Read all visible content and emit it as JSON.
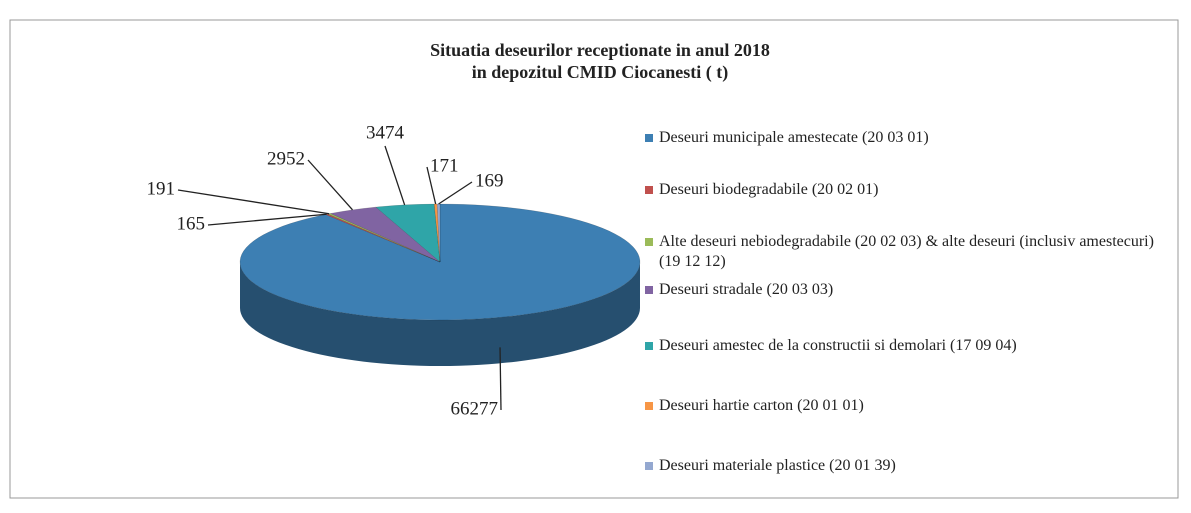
{
  "chart_data": {
    "type": "pie3d",
    "title": [
      "Situatia deseurilor receptionate in anul 2018",
      "in depozitul CMID Ciocanesti ( t)"
    ],
    "categories": [
      "Deseuri municipale amestecate (20 03 01)",
      "Deseuri biodegradabile (20 02 01)",
      "Alte deseuri nebiodegradabile (20 02 03) & alte deseuri (inclusiv amestecuri) (19 12 12)",
      "Deseuri stradale (20 03 03)",
      "Deseuri amestec de la constructii si demolari (17 09 04)",
      "Deseuri hartie carton (20 01 01)",
      "Deseuri materiale plastice (20 01 39)"
    ],
    "values": [
      66277,
      165,
      191,
      2952,
      3474,
      171,
      169
    ],
    "colors": [
      "#3d7fb3",
      "#c0504d",
      "#9bbb59",
      "#8064a2",
      "#2fa5a8",
      "#f79646",
      "#94a8d0"
    ],
    "legend": "right"
  }
}
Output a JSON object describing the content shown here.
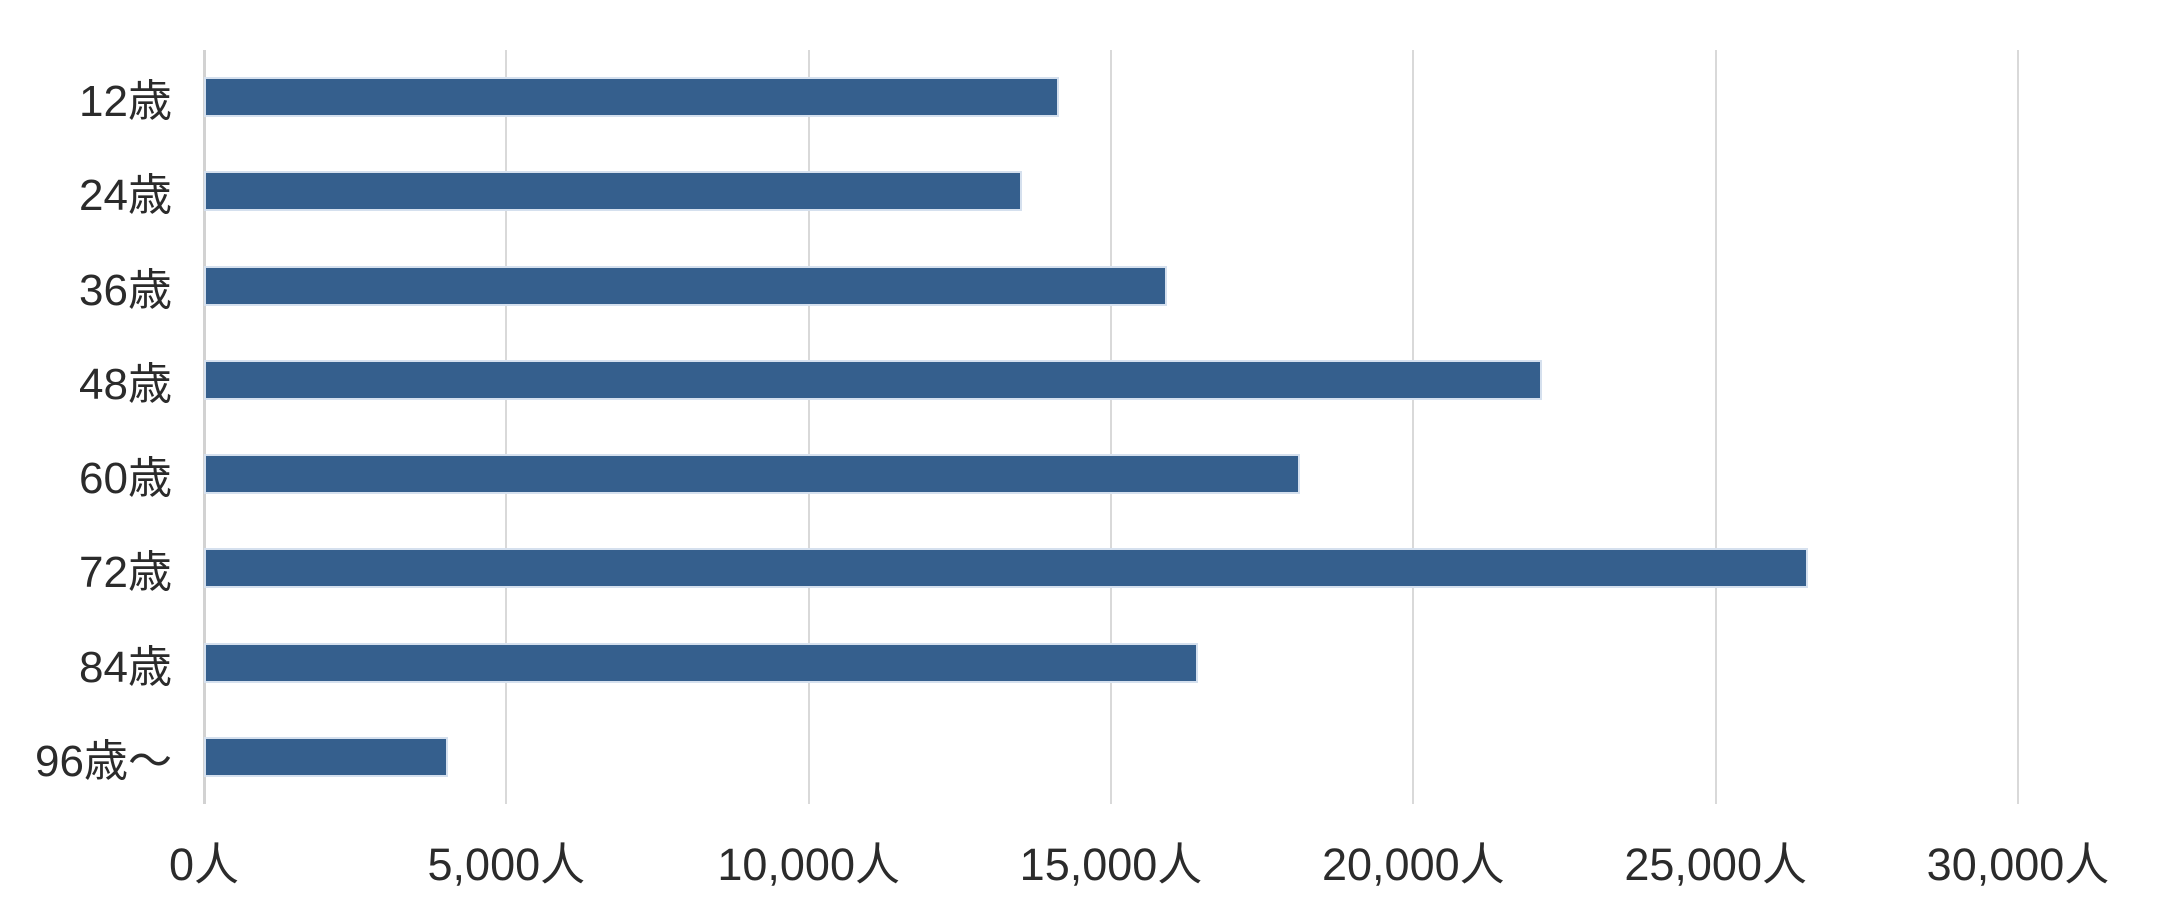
○ ○ ○ ○
> TASK
The pictures should not be reproduced; quote all of the other material exactly.

> WRITTEN SOLUTION
Read all visible content and emit it as JSON.
{
  "chart_data": {
    "type": "pie3d",
    "title": [
      "Situatia deseurilor receptionate in anul 2018",
      "in depozitul CMID Ciocanesti ( t)"
    ],
    "categories": [
      "Deseuri municipale amestecate (20 03 01)",
      "Deseuri biodegradabile (20 02 01)",
      "Alte deseuri nebiodegradabile (20 02 03) & alte deseuri (inclusiv amestecuri) (19 12 12)",
      "Deseuri stradale (20 03 03)",
      "Deseuri amestec de la constructii si demolari (17 09 04)",
      "Deseuri hartie carton (20 01 01)",
      "Deseuri materiale plastice (20 01 39)"
    ],
    "values": [
      66277,
      165,
      191,
      2952,
      3474,
      171,
      169
    ],
    "colors": [
      "#3d7fb3",
      "#c0504d",
      "#9bbb59",
      "#8064a2",
      "#2fa5a8",
      "#f79646",
      "#94a8d0"
    ],
    "legend": "right"
  }
}
Output a JSON object describing the content shown here.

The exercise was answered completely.